## Written exercise
Which lines hold the word "представления"? Copy each one.

## Data entries
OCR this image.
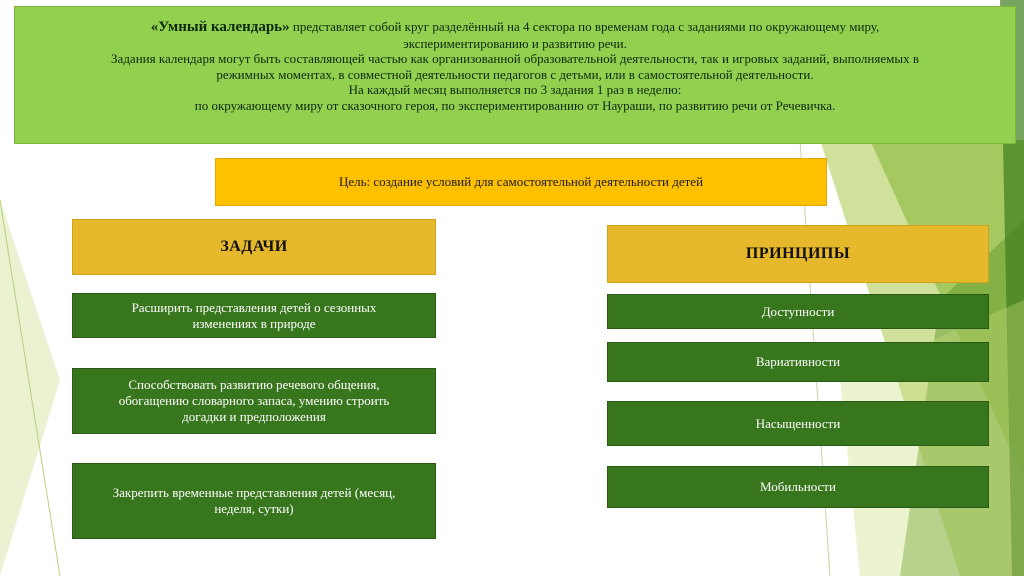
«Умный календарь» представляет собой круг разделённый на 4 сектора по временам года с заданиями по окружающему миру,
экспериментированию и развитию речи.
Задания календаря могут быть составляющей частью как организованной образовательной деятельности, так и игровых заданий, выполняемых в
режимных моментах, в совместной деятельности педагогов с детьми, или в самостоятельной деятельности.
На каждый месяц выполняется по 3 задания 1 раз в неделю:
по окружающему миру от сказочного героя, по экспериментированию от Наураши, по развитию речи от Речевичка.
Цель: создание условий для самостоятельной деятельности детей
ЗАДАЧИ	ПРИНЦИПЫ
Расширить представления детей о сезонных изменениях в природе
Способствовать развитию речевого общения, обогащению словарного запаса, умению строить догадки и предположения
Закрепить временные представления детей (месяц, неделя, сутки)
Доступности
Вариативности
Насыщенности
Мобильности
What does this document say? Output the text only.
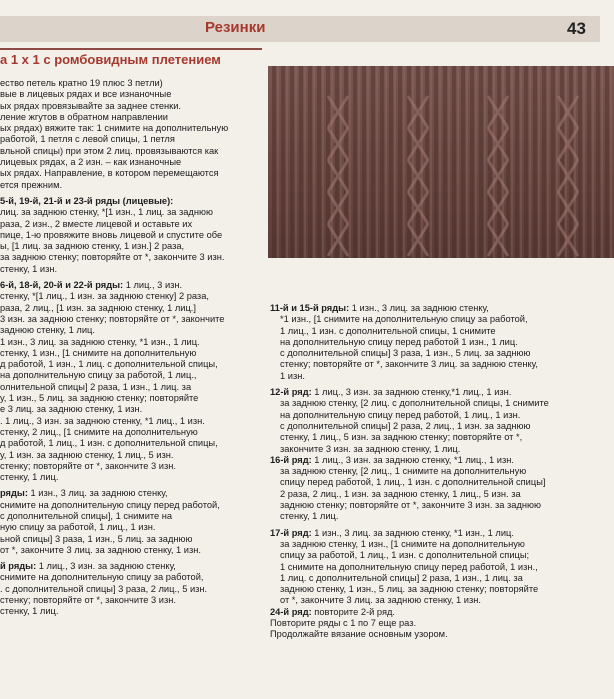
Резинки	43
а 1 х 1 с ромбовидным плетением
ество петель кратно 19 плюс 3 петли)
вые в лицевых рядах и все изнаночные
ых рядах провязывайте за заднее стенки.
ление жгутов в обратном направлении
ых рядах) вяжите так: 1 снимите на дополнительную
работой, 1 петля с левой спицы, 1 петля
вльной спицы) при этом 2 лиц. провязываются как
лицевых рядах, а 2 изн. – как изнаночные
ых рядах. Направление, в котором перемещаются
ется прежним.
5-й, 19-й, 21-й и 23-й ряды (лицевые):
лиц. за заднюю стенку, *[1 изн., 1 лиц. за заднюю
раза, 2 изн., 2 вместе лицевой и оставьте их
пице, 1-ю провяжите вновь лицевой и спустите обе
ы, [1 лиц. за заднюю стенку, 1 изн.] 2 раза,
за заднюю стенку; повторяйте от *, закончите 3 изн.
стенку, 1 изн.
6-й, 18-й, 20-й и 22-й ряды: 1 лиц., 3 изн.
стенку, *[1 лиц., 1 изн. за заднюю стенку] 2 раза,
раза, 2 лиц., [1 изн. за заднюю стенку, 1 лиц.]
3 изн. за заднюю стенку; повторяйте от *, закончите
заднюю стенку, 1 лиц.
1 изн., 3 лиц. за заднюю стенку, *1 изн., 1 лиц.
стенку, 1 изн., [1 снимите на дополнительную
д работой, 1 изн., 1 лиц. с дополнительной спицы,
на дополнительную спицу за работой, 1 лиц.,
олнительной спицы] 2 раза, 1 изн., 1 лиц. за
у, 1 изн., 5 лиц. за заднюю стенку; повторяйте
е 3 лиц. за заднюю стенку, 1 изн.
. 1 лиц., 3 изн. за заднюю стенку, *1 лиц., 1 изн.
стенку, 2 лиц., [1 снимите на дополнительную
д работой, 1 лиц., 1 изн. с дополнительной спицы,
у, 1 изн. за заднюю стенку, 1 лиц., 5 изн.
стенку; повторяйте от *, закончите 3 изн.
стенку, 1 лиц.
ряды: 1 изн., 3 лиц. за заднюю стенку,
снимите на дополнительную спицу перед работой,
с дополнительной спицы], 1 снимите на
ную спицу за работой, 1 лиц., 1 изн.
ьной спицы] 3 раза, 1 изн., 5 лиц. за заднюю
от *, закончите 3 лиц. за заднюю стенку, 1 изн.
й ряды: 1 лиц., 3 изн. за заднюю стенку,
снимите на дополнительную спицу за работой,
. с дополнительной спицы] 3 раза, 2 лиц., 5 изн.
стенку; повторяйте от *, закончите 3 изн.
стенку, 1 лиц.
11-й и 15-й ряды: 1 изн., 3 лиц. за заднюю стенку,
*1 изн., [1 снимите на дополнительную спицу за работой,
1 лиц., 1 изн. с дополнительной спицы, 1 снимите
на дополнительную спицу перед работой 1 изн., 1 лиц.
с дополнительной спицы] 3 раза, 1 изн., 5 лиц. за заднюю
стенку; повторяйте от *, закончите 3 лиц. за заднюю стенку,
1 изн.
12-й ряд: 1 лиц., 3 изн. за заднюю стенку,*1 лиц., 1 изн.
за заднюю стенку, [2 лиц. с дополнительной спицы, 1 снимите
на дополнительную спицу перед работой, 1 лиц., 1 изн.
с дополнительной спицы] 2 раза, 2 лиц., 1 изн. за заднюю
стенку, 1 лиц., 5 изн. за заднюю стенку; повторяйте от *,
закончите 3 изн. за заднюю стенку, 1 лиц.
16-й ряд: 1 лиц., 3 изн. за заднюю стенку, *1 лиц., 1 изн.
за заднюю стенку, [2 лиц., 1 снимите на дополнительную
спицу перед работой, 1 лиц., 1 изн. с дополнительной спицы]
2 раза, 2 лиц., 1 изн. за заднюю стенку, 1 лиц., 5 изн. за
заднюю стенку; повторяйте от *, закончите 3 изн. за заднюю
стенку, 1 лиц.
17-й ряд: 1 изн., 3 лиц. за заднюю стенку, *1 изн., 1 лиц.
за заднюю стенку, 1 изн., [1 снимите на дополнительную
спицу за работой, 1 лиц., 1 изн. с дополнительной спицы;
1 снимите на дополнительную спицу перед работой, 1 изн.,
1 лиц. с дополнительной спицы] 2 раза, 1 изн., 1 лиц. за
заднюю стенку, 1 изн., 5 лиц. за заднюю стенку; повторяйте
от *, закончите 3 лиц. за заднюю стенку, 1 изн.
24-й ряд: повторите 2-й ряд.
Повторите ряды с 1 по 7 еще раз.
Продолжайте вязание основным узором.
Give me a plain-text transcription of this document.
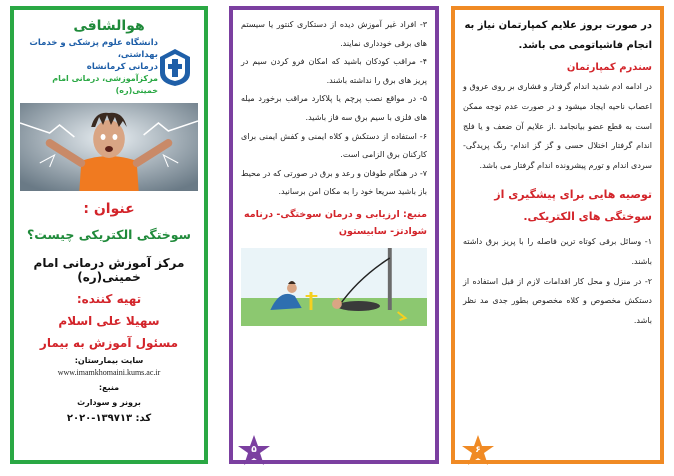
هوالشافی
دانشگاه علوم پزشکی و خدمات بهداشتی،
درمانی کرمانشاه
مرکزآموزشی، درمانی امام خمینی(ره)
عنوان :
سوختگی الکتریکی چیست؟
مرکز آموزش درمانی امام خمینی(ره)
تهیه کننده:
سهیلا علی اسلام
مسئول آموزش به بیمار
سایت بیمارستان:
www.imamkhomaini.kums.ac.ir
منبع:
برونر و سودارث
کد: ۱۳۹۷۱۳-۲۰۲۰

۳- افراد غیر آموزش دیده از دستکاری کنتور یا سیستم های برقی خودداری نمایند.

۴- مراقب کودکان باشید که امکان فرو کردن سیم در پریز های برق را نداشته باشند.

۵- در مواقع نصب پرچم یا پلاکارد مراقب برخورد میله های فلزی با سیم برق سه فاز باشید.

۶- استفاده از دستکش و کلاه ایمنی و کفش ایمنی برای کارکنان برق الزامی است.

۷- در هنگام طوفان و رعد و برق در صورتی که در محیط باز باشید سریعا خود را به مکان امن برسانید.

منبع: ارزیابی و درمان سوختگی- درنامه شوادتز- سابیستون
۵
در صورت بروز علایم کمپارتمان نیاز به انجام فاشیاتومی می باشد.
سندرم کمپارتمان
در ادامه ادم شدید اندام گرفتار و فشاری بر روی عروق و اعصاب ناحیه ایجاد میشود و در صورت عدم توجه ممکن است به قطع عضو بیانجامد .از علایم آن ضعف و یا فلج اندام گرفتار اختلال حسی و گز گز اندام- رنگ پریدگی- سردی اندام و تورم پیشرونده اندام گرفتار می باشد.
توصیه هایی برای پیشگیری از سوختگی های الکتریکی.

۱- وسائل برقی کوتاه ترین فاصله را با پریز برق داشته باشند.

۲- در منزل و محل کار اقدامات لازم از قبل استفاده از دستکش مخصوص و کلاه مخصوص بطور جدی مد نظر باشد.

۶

## Task solution
Расширить представления детей о сезонных изменениях в природе
Закрепить временные представления детей (месяц, неделя, сутки)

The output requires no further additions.